%%

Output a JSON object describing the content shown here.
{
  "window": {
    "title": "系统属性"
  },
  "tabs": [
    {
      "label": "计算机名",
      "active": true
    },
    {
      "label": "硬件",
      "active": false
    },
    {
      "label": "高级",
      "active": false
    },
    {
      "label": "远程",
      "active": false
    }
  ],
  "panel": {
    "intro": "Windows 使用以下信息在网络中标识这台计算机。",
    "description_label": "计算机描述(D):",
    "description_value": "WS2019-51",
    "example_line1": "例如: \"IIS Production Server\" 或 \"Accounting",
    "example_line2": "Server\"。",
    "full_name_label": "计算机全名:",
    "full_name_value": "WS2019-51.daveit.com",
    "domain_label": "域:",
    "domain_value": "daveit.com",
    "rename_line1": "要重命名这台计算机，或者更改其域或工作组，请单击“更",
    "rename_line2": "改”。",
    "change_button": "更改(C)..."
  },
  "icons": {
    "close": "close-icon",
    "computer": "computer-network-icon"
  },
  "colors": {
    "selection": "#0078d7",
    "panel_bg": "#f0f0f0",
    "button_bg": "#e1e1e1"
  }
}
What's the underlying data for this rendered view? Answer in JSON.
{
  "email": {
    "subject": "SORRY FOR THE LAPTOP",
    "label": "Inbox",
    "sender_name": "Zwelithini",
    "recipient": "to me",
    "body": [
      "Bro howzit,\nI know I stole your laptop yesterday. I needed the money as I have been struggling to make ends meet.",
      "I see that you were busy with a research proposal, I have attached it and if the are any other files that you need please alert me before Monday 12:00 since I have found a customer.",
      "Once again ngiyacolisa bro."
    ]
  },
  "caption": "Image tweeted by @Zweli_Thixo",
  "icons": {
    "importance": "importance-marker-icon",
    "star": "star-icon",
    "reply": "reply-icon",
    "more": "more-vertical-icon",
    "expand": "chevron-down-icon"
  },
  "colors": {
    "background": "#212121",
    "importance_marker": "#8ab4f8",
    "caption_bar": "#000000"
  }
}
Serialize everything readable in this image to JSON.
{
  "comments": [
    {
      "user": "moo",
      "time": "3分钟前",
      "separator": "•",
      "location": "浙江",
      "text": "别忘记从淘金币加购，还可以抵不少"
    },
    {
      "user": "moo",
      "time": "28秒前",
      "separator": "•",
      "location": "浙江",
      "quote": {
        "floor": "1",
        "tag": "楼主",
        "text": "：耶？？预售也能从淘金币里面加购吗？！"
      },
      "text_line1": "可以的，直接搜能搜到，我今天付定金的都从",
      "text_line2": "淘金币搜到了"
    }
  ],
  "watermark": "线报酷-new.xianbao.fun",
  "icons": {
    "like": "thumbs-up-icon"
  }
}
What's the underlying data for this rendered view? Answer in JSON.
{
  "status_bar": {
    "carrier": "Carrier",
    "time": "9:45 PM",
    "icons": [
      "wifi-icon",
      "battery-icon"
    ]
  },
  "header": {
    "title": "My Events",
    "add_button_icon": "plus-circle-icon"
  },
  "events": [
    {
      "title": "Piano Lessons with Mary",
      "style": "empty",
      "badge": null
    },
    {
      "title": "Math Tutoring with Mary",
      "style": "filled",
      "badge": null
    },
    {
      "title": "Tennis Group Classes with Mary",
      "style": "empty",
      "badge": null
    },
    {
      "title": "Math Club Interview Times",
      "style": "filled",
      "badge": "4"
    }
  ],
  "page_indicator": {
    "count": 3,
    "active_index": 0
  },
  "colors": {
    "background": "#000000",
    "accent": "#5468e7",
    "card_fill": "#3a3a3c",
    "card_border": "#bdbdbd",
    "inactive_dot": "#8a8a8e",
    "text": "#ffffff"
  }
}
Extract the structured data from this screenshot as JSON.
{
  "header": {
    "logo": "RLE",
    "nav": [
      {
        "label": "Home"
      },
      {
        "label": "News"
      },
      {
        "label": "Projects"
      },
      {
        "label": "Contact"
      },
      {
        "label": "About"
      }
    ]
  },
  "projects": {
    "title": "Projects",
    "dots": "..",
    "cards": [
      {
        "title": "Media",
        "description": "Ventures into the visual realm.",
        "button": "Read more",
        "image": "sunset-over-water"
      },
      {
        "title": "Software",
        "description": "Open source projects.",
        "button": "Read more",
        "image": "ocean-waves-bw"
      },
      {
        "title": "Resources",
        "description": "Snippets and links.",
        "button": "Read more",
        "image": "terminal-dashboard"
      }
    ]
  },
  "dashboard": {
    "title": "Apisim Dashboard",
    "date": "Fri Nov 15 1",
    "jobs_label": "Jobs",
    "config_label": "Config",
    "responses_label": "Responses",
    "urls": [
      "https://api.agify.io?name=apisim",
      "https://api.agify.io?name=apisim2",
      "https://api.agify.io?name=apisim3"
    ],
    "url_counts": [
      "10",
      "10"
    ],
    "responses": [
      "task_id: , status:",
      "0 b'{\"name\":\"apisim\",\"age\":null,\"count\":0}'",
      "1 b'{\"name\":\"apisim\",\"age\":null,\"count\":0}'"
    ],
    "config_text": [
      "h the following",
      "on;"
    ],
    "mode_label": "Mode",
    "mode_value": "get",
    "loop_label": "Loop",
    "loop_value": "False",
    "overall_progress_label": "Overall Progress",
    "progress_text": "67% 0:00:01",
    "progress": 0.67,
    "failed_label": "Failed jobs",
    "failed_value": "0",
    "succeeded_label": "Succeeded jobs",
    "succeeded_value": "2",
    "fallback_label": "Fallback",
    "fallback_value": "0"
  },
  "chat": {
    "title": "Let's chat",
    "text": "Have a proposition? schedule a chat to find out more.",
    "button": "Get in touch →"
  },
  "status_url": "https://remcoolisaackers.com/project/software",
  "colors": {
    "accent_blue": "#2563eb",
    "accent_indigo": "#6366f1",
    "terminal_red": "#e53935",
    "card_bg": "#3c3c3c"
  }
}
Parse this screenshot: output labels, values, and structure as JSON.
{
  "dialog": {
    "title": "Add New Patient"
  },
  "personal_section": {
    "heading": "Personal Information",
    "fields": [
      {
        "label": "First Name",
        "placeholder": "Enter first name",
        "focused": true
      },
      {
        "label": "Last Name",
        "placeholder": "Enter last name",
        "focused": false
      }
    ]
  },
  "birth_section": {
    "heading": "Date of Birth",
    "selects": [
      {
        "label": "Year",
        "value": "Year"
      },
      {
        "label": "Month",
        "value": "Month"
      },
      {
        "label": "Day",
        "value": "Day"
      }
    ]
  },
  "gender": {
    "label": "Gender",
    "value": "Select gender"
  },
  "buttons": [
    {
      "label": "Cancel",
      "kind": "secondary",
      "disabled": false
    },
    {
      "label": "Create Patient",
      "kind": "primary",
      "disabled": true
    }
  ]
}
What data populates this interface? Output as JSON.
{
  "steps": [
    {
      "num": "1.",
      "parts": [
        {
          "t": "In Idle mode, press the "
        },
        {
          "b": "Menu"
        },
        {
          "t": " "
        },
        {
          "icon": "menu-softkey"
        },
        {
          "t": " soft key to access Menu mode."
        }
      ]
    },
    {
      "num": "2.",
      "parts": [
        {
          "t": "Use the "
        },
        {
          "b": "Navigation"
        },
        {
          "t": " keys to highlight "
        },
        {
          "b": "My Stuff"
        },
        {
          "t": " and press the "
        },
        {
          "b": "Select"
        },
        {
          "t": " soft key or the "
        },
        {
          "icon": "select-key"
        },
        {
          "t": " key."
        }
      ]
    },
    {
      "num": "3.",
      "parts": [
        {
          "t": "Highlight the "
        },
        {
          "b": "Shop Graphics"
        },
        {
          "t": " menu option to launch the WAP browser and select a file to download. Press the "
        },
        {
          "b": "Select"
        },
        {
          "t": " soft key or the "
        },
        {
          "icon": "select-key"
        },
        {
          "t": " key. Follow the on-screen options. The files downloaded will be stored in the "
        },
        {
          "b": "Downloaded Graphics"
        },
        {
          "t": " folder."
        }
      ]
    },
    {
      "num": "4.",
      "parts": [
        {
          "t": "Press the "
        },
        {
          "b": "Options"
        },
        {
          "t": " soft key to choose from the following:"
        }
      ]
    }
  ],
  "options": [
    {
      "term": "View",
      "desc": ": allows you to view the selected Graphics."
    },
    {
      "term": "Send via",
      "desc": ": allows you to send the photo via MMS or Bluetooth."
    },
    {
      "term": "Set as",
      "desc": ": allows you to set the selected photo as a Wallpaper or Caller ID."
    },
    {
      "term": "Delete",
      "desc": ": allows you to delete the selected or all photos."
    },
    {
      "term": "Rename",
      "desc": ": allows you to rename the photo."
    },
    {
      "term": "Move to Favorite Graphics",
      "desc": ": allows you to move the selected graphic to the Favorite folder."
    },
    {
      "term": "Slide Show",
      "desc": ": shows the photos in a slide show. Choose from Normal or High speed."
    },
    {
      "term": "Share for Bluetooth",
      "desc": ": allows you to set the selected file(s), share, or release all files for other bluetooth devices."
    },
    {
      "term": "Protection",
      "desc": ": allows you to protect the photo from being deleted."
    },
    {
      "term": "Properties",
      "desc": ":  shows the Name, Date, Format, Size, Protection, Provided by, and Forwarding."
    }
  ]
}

%%

Copy each line from the data above that includes "Protection".

      "term": "Protection",
      "desc": ":  shows the Name, Date, Format, Size, Protection, Provided by, and Forwarding."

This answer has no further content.